[Collected data entries]
+---+

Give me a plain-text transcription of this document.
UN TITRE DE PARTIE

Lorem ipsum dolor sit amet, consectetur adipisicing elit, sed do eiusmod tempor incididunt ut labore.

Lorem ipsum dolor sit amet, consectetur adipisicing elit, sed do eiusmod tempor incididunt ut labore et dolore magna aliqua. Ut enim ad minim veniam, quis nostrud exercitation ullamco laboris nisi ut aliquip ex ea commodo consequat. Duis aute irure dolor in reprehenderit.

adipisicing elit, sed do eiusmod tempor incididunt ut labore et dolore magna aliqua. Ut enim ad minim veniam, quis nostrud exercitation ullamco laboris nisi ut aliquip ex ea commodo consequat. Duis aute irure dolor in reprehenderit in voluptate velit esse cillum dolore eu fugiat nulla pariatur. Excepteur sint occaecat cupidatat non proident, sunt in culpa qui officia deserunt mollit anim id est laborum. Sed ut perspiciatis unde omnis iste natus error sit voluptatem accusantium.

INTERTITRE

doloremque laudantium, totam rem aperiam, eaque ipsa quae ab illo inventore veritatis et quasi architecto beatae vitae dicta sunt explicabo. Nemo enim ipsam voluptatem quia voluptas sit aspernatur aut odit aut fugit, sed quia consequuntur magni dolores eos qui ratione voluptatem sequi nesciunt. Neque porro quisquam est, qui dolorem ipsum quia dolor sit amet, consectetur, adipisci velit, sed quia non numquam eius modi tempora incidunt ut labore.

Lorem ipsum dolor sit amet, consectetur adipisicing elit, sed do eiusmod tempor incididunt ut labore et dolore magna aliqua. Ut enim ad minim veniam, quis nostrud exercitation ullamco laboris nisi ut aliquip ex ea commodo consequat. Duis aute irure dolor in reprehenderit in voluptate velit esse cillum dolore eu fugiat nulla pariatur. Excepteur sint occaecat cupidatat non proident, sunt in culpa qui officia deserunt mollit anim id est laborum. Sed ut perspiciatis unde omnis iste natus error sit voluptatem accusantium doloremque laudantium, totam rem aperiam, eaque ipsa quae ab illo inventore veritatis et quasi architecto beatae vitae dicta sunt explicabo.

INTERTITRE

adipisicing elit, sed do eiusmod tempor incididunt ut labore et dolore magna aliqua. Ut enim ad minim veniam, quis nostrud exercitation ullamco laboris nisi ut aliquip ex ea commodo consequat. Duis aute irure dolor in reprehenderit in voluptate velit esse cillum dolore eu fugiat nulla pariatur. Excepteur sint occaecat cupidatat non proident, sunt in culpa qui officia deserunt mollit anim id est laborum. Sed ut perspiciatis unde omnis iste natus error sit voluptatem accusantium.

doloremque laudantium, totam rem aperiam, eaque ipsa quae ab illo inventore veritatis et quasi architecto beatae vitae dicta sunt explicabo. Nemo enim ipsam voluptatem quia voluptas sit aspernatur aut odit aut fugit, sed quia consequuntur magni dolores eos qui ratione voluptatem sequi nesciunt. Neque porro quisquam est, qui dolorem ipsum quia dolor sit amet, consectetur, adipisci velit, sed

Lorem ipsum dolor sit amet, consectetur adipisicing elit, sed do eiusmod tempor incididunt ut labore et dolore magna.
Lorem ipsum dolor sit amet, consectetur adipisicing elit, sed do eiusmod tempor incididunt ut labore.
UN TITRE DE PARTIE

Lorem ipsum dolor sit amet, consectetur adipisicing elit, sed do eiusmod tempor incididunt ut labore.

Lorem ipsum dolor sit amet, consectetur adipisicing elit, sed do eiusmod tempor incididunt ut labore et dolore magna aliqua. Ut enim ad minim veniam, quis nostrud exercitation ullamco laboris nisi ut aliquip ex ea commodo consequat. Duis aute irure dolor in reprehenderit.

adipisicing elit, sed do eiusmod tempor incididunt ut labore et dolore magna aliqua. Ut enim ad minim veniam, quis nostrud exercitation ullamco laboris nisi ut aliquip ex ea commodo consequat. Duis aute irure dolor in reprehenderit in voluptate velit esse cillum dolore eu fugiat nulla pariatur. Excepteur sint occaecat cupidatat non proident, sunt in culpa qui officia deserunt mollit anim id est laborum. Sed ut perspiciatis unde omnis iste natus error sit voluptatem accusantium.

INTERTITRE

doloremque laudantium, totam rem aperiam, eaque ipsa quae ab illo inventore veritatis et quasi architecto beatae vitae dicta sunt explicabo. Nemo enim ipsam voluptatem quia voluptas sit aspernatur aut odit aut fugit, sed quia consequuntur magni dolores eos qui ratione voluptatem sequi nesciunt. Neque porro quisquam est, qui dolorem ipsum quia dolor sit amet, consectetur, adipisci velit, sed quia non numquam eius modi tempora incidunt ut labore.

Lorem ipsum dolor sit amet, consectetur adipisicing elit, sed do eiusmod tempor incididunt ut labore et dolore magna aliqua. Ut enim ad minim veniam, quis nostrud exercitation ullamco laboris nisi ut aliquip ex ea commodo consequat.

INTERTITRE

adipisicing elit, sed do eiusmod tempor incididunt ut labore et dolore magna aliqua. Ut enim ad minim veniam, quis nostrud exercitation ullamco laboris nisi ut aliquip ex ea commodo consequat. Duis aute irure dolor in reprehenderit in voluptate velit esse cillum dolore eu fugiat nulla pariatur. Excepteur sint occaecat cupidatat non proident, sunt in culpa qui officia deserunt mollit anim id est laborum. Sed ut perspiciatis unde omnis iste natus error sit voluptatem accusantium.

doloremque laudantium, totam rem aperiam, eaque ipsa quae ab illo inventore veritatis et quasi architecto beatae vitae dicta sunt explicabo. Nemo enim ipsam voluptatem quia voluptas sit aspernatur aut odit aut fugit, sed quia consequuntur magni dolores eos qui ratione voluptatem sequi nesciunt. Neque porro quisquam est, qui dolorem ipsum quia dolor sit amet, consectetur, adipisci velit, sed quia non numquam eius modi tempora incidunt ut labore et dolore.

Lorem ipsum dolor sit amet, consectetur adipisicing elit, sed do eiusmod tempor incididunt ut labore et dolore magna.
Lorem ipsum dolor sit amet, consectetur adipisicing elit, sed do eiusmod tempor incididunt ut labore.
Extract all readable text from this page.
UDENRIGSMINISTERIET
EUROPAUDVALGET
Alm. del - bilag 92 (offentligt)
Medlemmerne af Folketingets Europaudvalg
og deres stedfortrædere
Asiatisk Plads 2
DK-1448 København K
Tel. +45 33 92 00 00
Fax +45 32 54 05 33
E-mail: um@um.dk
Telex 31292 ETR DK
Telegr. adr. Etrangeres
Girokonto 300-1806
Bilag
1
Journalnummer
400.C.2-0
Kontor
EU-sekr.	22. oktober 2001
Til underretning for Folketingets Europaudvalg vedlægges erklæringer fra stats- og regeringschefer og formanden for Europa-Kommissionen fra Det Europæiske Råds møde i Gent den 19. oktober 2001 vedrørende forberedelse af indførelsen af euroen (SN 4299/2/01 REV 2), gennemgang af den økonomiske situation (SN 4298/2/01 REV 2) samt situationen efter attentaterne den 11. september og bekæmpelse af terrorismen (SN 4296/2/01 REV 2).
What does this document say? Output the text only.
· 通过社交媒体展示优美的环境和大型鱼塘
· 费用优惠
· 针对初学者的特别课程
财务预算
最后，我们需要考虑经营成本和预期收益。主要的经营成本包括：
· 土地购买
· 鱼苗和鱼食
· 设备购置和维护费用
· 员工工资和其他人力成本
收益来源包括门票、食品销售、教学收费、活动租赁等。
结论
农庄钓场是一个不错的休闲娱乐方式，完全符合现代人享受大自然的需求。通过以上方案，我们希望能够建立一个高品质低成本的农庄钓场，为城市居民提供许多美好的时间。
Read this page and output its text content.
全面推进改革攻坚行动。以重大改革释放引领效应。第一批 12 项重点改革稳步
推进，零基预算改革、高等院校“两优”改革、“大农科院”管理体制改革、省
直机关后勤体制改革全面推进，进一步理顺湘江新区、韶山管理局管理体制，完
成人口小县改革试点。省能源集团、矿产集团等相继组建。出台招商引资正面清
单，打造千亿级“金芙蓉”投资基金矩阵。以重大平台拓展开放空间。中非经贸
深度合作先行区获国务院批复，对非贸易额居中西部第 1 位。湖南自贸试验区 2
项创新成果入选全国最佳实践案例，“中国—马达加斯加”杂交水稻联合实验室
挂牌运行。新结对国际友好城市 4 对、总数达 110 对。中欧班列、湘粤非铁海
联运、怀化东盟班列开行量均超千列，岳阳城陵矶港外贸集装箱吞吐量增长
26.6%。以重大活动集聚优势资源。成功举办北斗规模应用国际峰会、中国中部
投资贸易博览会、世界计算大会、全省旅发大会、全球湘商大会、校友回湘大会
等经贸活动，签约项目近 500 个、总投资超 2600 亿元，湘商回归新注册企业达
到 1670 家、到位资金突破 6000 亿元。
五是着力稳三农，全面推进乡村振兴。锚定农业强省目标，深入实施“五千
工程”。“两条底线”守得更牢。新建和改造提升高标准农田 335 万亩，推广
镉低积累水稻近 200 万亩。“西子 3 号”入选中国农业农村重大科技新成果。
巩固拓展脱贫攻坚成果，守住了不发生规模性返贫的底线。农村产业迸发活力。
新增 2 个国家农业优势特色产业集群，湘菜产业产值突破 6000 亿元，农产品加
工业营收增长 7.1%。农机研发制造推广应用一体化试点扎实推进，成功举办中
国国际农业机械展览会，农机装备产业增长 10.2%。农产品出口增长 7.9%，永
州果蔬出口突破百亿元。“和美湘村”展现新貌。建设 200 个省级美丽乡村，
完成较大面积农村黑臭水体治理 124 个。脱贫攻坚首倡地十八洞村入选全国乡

+---+

Scan the listing above. Collect all lines with the word "document".

Give me a plain-text transcription of this document.
What does this document say? Output the text only.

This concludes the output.